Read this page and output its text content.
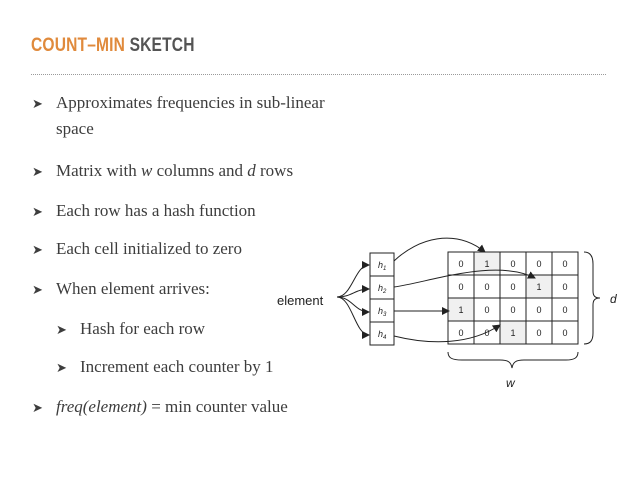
COUNT–MIN SKETCH
➤ Approximates frequencies in sub-linear
space
➤ Matrix with w columns and d rows
➤ Each row has a hash function
➤ Each cell initialized to zero
➤ When element arrives:
➤ Hash for each row
➤ Increment each counter by 1
➤ freq(element) = min counter value
element
$h_1$
$h_2$
$h_3$
$h_4$
0 1 0 0 0
0 0 0 1 0
1 0 0 0 0
0 0 1 0 0
w
d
__________________________________________________
### [Your task]
Reproduce every entry word for word, but omit the pictures.

### [Expected output]
Read this page and output its text content.
COUNT–MIN SKETCH
➤ Approximates frequencies in sub-linear
space
➤ Matrix with w columns and d rows
➤ Each row has a hash function
➤ Each cell initialized to zero
➤ When element arrives:
➤ Hash for each row
➤ Increment each counter by 1
➤ freq(element) = min counter value
element
$h_1$
$h_2$
$h_3$
$h_4$
0 1 0 0 0
0 0 0 1 0
1 0 0 0 0
0 0 1 0 0
w
d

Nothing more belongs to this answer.